-- START Passage provided --

Tuesday, 09 May 2023 Written by Simon Ramsay

Photo: Eva Chambers

Anyone who’s experienced The Lemon Twigs’ flamboyant retro-theatrical-pop stylings will already know that Brian and Michael D’Addario love to reinvent themselves on every record. But even fans who’ve become accustomed to the New York siblings’ convention-defying music might be taken aback by how sweet and vulnerable they sound on the sophisticated folk-rock of ‘Everything Harmony’. 

It’s been fascinating to watch these former childhood actors develop since arriving on the scene with 2016’s ‘Do Hollywood.’ Combining baroque pop opulence with grandiose broadway numbers and so much more, the wildly imaginative twosome were clearly bursting with enough ideas to sustain an entire career as they flew through a succession of exceptionally well-executed pastiche pieces.

Such creative abandon reached even bolder heights on ‘Go to School’, an allegorical rock opera about a chimpanzee named Shane who was raised as a human boy before, in the wake of bullying and heartache, burning down his high school and fleeing back to the wild. But the duo badly needed to hone what they were doing, and allow their own identity to shine, if they wanted to fashion the kind of classic tunes that inspired their younger selves. 

Cue ‘Songs for the General Public’, a rollicking and radiant affair that saw the D’Addarios’ songwriting blossom, contouring their skills into a freewheeling barrage of hook-laden pop-glam-punk bangers with class to burn. Although picking up from that release in terms of quality, ‘Everything Harmony’ couldn’t be more different. 

Overflowing with spine-tingling harmonies, timeless Laurel Canyon melodies, beautifully sad storytelling and textural splendour, it’s a deeply personal work by an increasingly disciplined outfit who, without sacrificing any unique proclivities, have refined their irrepressible urges with stunning results. We caught up with Brian, the older D’Addario at 26 to Michael’s 24, to discuss every facet of their impressive progression, while also hearing about experimenting with furniture-based sounds and what we can expect from their next two albums. 

‘Everything Harmony’ is a fourth record that more than makes good on your promise to approach The Lemon Twigs from a different angle on every album. But before we speak about that, how do you look back on your earlier efforts, which were bursting with ideas, but not as focussed or streamlined as the most recent two?

-- END Passage provided --
-- START Dataset entries --

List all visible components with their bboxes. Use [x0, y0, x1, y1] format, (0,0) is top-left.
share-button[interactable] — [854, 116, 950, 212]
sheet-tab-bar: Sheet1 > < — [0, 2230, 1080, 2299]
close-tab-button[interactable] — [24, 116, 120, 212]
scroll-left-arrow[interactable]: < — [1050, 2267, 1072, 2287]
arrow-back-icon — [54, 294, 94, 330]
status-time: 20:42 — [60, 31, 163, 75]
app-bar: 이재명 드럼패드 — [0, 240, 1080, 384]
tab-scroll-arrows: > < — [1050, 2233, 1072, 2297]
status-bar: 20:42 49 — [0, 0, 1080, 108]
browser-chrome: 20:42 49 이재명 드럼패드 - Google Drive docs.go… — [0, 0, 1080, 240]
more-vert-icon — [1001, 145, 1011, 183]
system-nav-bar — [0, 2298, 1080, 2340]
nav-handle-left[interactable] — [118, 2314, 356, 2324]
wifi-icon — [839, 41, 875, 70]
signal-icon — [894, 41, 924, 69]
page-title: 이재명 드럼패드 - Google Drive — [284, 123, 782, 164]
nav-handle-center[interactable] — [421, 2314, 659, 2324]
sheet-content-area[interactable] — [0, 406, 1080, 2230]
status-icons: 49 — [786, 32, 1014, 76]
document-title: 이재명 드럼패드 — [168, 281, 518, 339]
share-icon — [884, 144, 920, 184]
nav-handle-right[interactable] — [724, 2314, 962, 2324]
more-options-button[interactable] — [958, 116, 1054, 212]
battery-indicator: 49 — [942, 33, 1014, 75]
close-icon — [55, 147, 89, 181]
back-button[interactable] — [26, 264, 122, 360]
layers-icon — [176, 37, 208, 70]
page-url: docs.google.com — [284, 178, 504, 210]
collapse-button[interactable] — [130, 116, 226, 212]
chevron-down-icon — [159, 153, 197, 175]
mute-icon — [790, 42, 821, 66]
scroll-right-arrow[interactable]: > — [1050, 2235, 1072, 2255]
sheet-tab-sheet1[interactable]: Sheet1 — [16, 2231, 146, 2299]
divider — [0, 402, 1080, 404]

-- END Dataset entries --

* Parts of the exercise
**1)** Answer these questions from the Lemon Twigs article:
(a) In what year did the duo's album 'Do Hollywood' come out?
(b) What is the chimpanzee in 'Go to School' named?
(c) How old is Brian D'Addario?
**2)** Can you write out the Lemon Twigs article between "Cue ‘Songs for" and "be more different.", inclusive?
The entries are separate material that has nothing to do with the Lemon Twigs article.

* Responses to the exercise
**1)**
(a) 2016
(b) Shane
(c) 26

**2)**
Cue ‘Songs for the General Public’, a rollicking and radiant affair that saw the D’Addarios’ songwriting blossom, contouring their skills into a freewheeling barrage of hook-laden pop-glam-punk bangers with class to burn. Although picking up from that release in terms of quality, ‘Everything Harmony’ couldn’t be more different.